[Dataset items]
┄┄┄┄┄┄
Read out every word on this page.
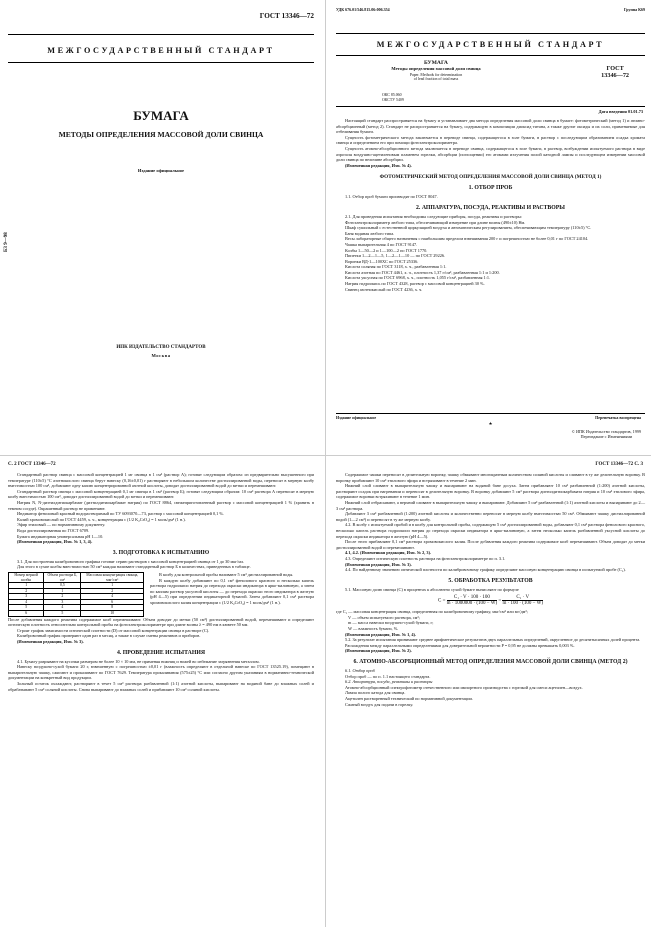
ГОСТ 13346—72
МЕЖГОСУДАРСТВЕННЫЙ СТАНДАРТ
БУМАГА
МЕТОДЫ ОПРЕДЕЛЕНИЯ МАССОВОЙ ДОЛИ СВИНЦА
Издание официальное
БЗ 9—98
ИПК ИЗДАТЕЛЬСТВО СТАНДАРТОВ
Москва
УДК 676.01/546.815.06:006.354	Группа К69
МЕЖГОСУДАРСТВЕННЫЙ СТАНДАРТ
БУМАГА
Методы определения массовой доли свинца
Paper. Methods for determination
of lead fraction of total mass
ОКС 85.060
ОКСТУ 5409
ГОСТ
13346—72
Дата введения 01.01.73

Настоящий стандарт распространяется на бумагу и устанавливает два метода определения массовой доли свинца в бумаге: фотометрический (метод 1) и атомно-абсорбционный (метод 2). Стандарт не распространяется на бумагу, содержащую в композиции диоксид титана, а также другие оксиды и их соли, применяемые для отбеливания бумаги.

Сущность фотометрического метода заключается в переводе свинца, содержащегося в золе бумаги, в раствор с последующим образованием осадка хромата свинца и определением его при помощи фотоэлектроколориметра.

Сущность атомно-абсорбционного метода заключается в переводе свинца, содержащегося в золе бумаги, в раствор, возбуждении испытуемого раствора в виде аэрозоля воздушно-ацетиленовым пламенем горелки, абсорбции (поглощении) его атомами излучения полой катодной лампы и последующем измерении массовой доли свинца по величине абсорбции.

(Измененная редакция, Изм. № 4).

ФОТОМЕТРИЧЕСКИЙ МЕТОД ОПРЕДЕЛЕНИЯ МАССОВОЙ ДОЛИ СВИНЦА (МЕТОД 1)
1. ОТБОР ПРОБ

1.1. Отбор проб бумаги производят по ГОСТ 8047.

2. АППАРАТУРА, ПОСУДА, РЕАКТИВЫ И РАСТВОРЫ

2.1. Для проведения испытания необходимы следующие приборы, посуда, реактивы и растворы:

Фотоэлектроколориметр любого типа, обеспечивающий измерение при длине волны (490±10) Нм.

Шкаф сушильный с естественной циркуляцией воздуха и автоматическим регулированием, обеспечивающим температуру (110±5) °С.

Баня водяная любого типа.

Весы лабораторные общего назначения с наибольшим пределом взвешивания 200 г и погрешностью не более 0,01 г по ГОСТ 24104.

Чашка выпарительная 4 по ГОСТ 9147.

Колбы 1—50—2 и 1—100—2 по ГОСТ 1770.

Пипетки 1—2—1—5, 1—2—1—10 — по ГОСТ 29226.

Воронки ВД-1—100ХС по ГОСТ 25336.

Кислота соляная по ГОСТ 3118, х. ч., разбавленная 1:1.

Кислота азотная по ГОСТ 4461, х. ч., плотность 1,37 г/см³, разбавленная 1:1 и 1:200.

Кислота уксусная по ГОСТ 6968, х. ч., плотность 1,055 г/см³, разбавленная 1:1.

Натрия гидроокись по ГОСТ 4328, раствор с массовой концентрацией 30 %.

Свинец азотнокислый по ГОСТ 4236, х. ч.

Издание официальное	Перепечатка воспрещена
★
© ИПК Издательство стандартов, 1999
Переиздание с Изменениями
С. 2 ГОСТ 13346—72

Стандартный раствор свинца с массовой концентрацией 1 мг свинца в 1 см³ (раствор А); готовят следующим образом: из предварительно высушенного при температуре (110±5) °С азотнокислого свинца берут навеску (0,16±0,01) г растворяют в небольшом количестве дистиллированной воды, переносят в мерную колбу вместимостью 100 см³, добавляют одну каплю концентрированной азотной кислоты, доводят дистиллированной водой до метки и перемешивают.

Стандартный раствор свинца с массовой концентрацией 0,1 мг свинца в 1 см³ (раствор Б); готовят следующим образом: 10 см³ раствора А переносят в мерную колбу вместимостью 100 см³, доводят дистиллированной водой до метки и перемешивают.

Натрия N, N-диэтилдитиокарбамат (диэтилдитиокарбамат натрия) по ГОСТ 8864, свежеприготовленный раствор с массовой концентрацией 1 % (хранить в темном сосуде). Окрашенный раствор не применяют.

Индикатор феноловый красный водорастворимый по ТУ 6093070—73, раствор с массовой концентрацией 0,1 %.

Калий хромовокислый по ГОСТ 4459, х. ч., концентрация c (1/2 K₂CrO₄) = 1 моль/дм³ (1 н.).

Эфир этиловый — по нормативному документу.

Вода дистиллированная по ГОСТ 6709.

Бумага индикаторная универсальная рН 1—10.

(Измененная редакция, Изм. № 1, 3, 4).

3. ПОДГОТОВКА К ИСПЫТАНИЮ

3.1. Для построения калибровочного графика готовят серию растворов с массовой концентрацией свинца от 1 до 30 мкг/мл.

Для этого в сухие колбы вместимостью 50 см³ каждая наливают стандартный раствор Б в количествах, приведенных в таблице.

Номер мерной колбы	Объем раствора Б, см³	Массовая концентрация свинца, мкг/см³
1	0,5	1
2	1	2
3	2	4
4	3	6
5	4	8
6	5	10

В колбу для контрольной пробы наливают 5 см³ дистиллированной воды.

В каждую колбу добавляют по 0,1 см³ фенолового красного и несколько капель раствора гидроокиси натрия до перехода окраски индикатора в ярко-малиновую, а затем по каплям раствор уксусной кислоты — до перехода окраски этого индикатора в желтую (рН 4—5) при определении индикаторной бумагой. Затем добавляют 0,1 см³ раствора хромовокислого калия концентрации c (1/2 K₂CrO₄) = 1 моль/дм³ (1 н.).

После добавления каждого реактива содержимое колб перемешивают. Объем доводят до метки (50 см³) дистиллированной водой, перемешивают и определяют оптическую плотность относительно контрольной пробы на фотоэлектроколориметре при длине волны λ = 490 нм в кювете 50 мм.

Строят график зависимости оптической плотности (D) от массовой концентрации свинца в растворе (C).

Калибровочный график проверяют один раз в месяц, а также в случае смены реактивов и приборов.

(Измененная редакция, Изм. № 3).

4. ПРОВЕДЕНИЕ ИСПЫТАНИЯ

4.1. Бумагу разрывают на кусочки размером не более 10 × 10 мм, не применяя ножниц и ножей во избежание загрязнения металлом.

Навеску воздушно-сухой бумаги 20 г, взвешенную с погрешностью ±0,01 г (влажность определяют в отдельной навеске по ГОСТ 13525.19), помещают в выпарительную чашку, сжигают и прокаливают по ГОСТ 7629. Температура прокаливания (575±25) °С или согласно другим указаниям в нормативно-технической документации на конкретный вид продукции.

Зольный остаток охлаждают, растворяют в течет 5 см³ раствора разбавленной (1:1) азотной кислоты, выпаривают на водяной бане до влажных солей и обрабатывают 5 см³ соляной кислоты. Снова выпаривают до влажных солей и прибавляют 10 см³ соляной кислоты.

ГОСТ 13346—72 С. 3

Содержимое чашки переносят в делительную воронку, чашку обмывают многократным количеством соляной кислоты и сливают в ту же делительную воронку. В воронку прибавляют 10 см³ этилового эфира и встряхивают в течение 2 мин.

Нижний слой сливают в выпарительную чашку и выпаривают на водяной бане досуха. Затем прибавляют 10 см³ разбавленной (1:200) азотной кислоты, растворяют осадок при нагревании и переносят в делительную воронку. В воронку добавляют 5 см³ раствора диэтилдитиокарбамата натрия и 10 см³ этилового эфира, содержимое воронки встряхивают в течение 1 мин.

Нижний слой отбрасывают, а верхний сливают в выпарительную чашку и выпаривают. Добавляют 5 см³ разбавленной (1:1) азотной кислоты и выпаривают до 2—3 см³ раствора.

Добавляют 3 см³ разбавленной (1:200) азотной кислоты и количественно переносят в мерную колбу вместимостью 50 см³. Обмывают чашку дистиллированной водой (1—2 см³) и переносят в ту же мерную колбу.

4.2. В колбу с испытуемой пробой и в колбу для контрольной пробы, содержащую 5 см³ дистиллированной воды, добавляют 0,1 см³ раствора фенолового красного, несколько капель раствора гидроокиси натрия до перехода окраски индикатора в ярко-малиновую, а затем несколько капель разбавленной уксусной кислоты до перехода окраски индикатора в желтую (рН 4—5).

После этого прибавляют 0,1 см³ раствора хромовокислого калия. После добавления каждого реактива содержимое колб перемешивают. Объем доводят до метки дистиллированной водой и перемешивают.

4.1, 4.2. (Измененная редакция, Изм. № 2, 3).

4.3. Определяют оптическую плотность раствора на фотоэлектроколориметре по п. 3.1.

(Измененная редакция, Изм. № 3).

4.4. По найденному значению оптической плотности по калибровочному графику определяют массовую концентрацию свинца в испытуемой пробе (C₁).

5. ОБРАБОТКА РЕЗУЛЬТАТОВ

5.1. Массовую долю свинца (C) в процентах к абсолютно сухой бумаге вычисляют по формуле

$C = \frac{\text{C₁ · V · 100 · 100}}{m \cdot 1000000 \cdot (100 - W)} = \frac{\text{C₁ · V}}{m \cdot 100 \cdot (100 - W)}$

где C₁ — массовая концентрация свинца, определенная по калибровочному графику, мкг/см³ или мг/дм³;

V — объем испытуемого раствора, см³;

m — масса навески воздушно-сухой бумаги, г;

W — влажность бумаги, %.

(Измененная редакция, Изм. № 1, 4).

5.2. За результат испытания принимают среднее арифметическое результатов двух параллельных определений, округленное до десятитысячных долей процента.

Расхождения между параллельными определениями для доверительной вероятности P = 0,95 не должны превышать 0,003 %.

(Измененная редакция, Изм. № 2).

6. АТОМНО-АБСОРБЦИОННЫЙ МЕТОД ОПРЕДЕЛЕНИЯ МАССОВОЙ ДОЛИ СВИНЦА (МЕТОД 2)

6.1. Отбор проб

Отбор проб — по п. 1.1 настоящего стандарта.

6.2. Аппаратура, посуда, реактивы и растворы

Атомно-абсорбционный спектрофотометр отечественного или импортного производства с горелкой для смеси ацетилен—воздух.

Лампа полого катода для свинца.

Ацетилен растворенный технический по нормативной документации.

Сжатый воздух для подачи в горелку.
┄┄┄┄┄┄
**Your goal:** Extract every line from the records above that contains the word "содержащегося".

**Answer to the problem:**
Сущность фотометрического метода заключается в переводе свинца, содержащегося в золе бумаги, в раствор с последующим образованием осадка хромата свинца и определением его при помощи фотоэлектроколориметра.
Сущность атомно-абсорбционного метода заключается в переводе свинца, содержащегося в золе бумаги, в раствор, возбуждении испытуемого раствора в виде аэрозоля воздушно-ацетиленовым пламенем горелки, абсорбции (поглощении) его атомами излучения полой катодной лампы и последующем измерении массовой доли свинца по величине абсорбции.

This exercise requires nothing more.